(Data listing)
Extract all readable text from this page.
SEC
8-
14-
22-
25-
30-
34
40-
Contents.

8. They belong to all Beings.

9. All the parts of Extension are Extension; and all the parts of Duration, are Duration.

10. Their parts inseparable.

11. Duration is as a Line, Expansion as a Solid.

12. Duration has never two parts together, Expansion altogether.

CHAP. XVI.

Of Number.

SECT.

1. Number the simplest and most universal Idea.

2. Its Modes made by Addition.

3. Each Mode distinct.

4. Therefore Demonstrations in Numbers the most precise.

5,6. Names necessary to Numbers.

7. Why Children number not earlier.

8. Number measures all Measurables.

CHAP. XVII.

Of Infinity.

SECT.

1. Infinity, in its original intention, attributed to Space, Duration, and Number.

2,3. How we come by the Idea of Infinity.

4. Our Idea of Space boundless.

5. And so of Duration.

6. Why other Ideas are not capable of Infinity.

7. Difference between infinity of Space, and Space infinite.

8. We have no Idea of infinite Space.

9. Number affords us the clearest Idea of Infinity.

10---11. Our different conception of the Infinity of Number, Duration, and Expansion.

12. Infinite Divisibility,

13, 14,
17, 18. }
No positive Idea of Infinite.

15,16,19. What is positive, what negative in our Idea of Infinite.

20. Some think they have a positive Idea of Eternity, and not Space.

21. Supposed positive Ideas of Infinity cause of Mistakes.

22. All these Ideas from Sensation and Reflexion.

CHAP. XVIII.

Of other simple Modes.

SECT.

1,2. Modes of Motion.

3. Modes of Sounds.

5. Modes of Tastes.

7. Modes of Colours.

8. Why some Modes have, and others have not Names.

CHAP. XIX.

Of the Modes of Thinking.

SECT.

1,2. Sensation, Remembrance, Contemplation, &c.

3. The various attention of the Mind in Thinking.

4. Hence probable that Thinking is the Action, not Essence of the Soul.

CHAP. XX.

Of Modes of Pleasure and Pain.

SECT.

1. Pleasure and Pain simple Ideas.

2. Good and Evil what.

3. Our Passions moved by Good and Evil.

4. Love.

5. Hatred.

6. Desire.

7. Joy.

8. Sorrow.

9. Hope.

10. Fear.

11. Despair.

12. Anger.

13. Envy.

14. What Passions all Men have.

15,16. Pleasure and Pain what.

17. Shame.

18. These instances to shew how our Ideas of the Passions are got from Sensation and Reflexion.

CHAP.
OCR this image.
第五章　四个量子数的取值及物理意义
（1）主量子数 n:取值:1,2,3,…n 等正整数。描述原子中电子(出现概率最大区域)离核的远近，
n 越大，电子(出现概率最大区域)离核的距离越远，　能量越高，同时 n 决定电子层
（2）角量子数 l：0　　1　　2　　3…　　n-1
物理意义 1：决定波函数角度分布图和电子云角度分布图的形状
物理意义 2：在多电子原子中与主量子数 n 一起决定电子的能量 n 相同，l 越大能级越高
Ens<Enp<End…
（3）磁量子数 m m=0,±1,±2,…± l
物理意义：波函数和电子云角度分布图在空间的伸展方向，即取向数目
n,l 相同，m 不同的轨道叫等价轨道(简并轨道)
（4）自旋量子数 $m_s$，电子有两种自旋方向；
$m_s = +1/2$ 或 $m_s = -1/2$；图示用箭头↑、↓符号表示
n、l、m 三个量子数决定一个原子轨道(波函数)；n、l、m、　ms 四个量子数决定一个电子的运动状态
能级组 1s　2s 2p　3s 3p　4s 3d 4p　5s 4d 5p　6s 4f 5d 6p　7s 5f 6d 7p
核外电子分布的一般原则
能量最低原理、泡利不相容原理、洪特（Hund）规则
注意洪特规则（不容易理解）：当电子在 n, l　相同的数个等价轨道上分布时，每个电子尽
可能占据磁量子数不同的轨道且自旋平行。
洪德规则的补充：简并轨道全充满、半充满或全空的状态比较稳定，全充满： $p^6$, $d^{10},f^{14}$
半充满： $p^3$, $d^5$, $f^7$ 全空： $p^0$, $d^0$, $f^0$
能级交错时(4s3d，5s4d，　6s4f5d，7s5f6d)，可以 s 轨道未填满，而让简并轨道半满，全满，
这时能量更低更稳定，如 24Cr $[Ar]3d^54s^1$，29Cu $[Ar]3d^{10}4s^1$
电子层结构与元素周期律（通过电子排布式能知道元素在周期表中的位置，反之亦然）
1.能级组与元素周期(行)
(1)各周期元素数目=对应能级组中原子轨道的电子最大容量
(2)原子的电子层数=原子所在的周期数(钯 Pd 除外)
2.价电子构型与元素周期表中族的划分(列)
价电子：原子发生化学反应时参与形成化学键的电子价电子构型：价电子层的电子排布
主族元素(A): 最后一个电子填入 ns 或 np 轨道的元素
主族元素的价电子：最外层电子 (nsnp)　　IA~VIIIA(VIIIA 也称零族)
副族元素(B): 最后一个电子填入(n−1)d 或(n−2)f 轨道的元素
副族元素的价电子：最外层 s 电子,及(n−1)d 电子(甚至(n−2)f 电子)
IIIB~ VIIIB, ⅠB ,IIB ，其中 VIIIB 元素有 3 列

### What is expected
Type the material above out again, exactly.

### Response
Extract all readable text from this page.
SEC
8-
14-
22-
25-
30-
34
40-
Contents.

8. They belong to all Beings.

9. All the parts of Extension are Extension; and all the parts of Duration, are Duration.

10. Their parts inseparable.

11. Duration is as a Line, Expansion as a Solid.

12. Duration has never two parts together, Expansion altogether.

CHAP. XVI.

Of Number.

SECT.

1. Number the simplest and most universal Idea.

2. Its Modes made by Addition.

3. Each Mode distinct.

4. Therefore Demonstrations in Numbers the most precise.

5,6. Names necessary to Numbers.

7. Why Children number not earlier.

8. Number measures all Measurables.

CHAP. XVII.

Of Infinity.

SECT.

1. Infinity, in its original intention, attributed to Space, Duration, and Number.

2,3. How we come by the Idea of Infinity.

4. Our Idea of Space boundless.

5. And so of Duration.

6. Why other Ideas are not capable of Infinity.

7. Difference between infinity of Space, and Space infinite.

8. We have no Idea of infinite Space.

9. Number affords us the clearest Idea of Infinity.

10---11. Our different conception of the Infinity of Number, Duration, and Expansion.

12. Infinite Divisibility,

13, 14,
17, 18. }
No positive Idea of Infinite.

15,16,19. What is positive, what negative in our Idea of Infinite.

20. Some think they have a positive Idea of Eternity, and not Space.

21. Supposed positive Ideas of Infinity cause of Mistakes.

22. All these Ideas from Sensation and Reflexion.

CHAP. XVIII.

Of other simple Modes.

SECT.

1,2. Modes of Motion.

3. Modes of Sounds.

5. Modes of Tastes.

7. Modes of Colours.

8. Why some Modes have, and others have not Names.

CHAP. XIX.

Of the Modes of Thinking.

SECT.

1,2. Sensation, Remembrance, Contemplation, &c.

3. The various attention of the Mind in Thinking.

4. Hence probable that Thinking is the Action, not Essence of the Soul.

CHAP. XX.

Of Modes of Pleasure and Pain.

SECT.

1. Pleasure and Pain simple Ideas.

2. Good and Evil what.

3. Our Passions moved by Good and Evil.

4. Love.

5. Hatred.

6. Desire.

7. Joy.

8. Sorrow.

9. Hope.

10. Fear.

11. Despair.

12. Anger.

13. Envy.

14. What Passions all Men have.

15,16. Pleasure and Pain what.

17. Shame.

18. These instances to shew how our Ideas of the Passions are got from Sensation and Reflexion.

CHAP.
OCR this image.
第五章　四个量子数的取值及物理意义
（1）主量子数 n:取值:1,2,3,…n 等正整数。描述原子中电子(出现概率最大区域)离核的远近，
n 越大，电子(出现概率最大区域)离核的距离越远，　能量越高，同时 n 决定电子层
（2）角量子数 l：0　　1　　2　　3…　　n-1
物理意义 1：决定波函数角度分布图和电子云角度分布图的形状
物理意义 2：在多电子原子中与主量子数 n 一起决定电子的能量 n 相同，l 越大能级越高
Ens<Enp<End…
（3）磁量子数 m m=0,±1,±2,…± l
物理意义：波函数和电子云角度分布图在空间的伸展方向，即取向数目
n,l 相同，m 不同的轨道叫等价轨道(简并轨道)
（4）自旋量子数 $m_s$，电子有两种自旋方向；
$m_s = +1/2$ 或 $m_s = -1/2$；图示用箭头↑、↓符号表示
n、l、m 三个量子数决定一个原子轨道(波函数)；n、l、m、　ms 四个量子数决定一个电子的运动状态
能级组 1s　2s 2p　3s 3p　4s 3d 4p　5s 4d 5p　6s 4f 5d 6p　7s 5f 6d 7p
核外电子分布的一般原则
能量最低原理、泡利不相容原理、洪特（Hund）规则
注意洪特规则（不容易理解）：当电子在 n, l　相同的数个等价轨道上分布时，每个电子尽
可能占据磁量子数不同的轨道且自旋平行。
洪德规则的补充：简并轨道全充满、半充满或全空的状态比较稳定，全充满： $p^6$, $d^{10},f^{14}$
半充满： $p^3$, $d^5$, $f^7$ 全空： $p^0$, $d^0$, $f^0$
能级交错时(4s3d，5s4d，　6s4f5d，7s5f6d)，可以 s 轨道未填满，而让简并轨道半满，全满，
这时能量更低更稳定，如 24Cr $[Ar]3d^54s^1$，29Cu $[Ar]3d^{10}4s^1$
电子层结构与元素周期律（通过电子排布式能知道元素在周期表中的位置，反之亦然）
1.能级组与元素周期(行)
(1)各周期元素数目=对应能级组中原子轨道的电子最大容量
(2)原子的电子层数=原子所在的周期数(钯 Pd 除外)
2.价电子构型与元素周期表中族的划分(列)
价电子：原子发生化学反应时参与形成化学键的电子价电子构型：价电子层的电子排布
主族元素(A): 最后一个电子填入 ns 或 np 轨道的元素
主族元素的价电子：最外层电子 (nsnp)　　IA~VIIIA(VIIIA 也称零族)
副族元素(B): 最后一个电子填入(n−1)d 或(n−2)f 轨道的元素
副族元素的价电子：最外层 s 电子,及(n−1)d 电子(甚至(n−2)f 电子)
IIIB~ VIIIB, ⅠB ,IIB ，其中 VIIIB 元素有 3 列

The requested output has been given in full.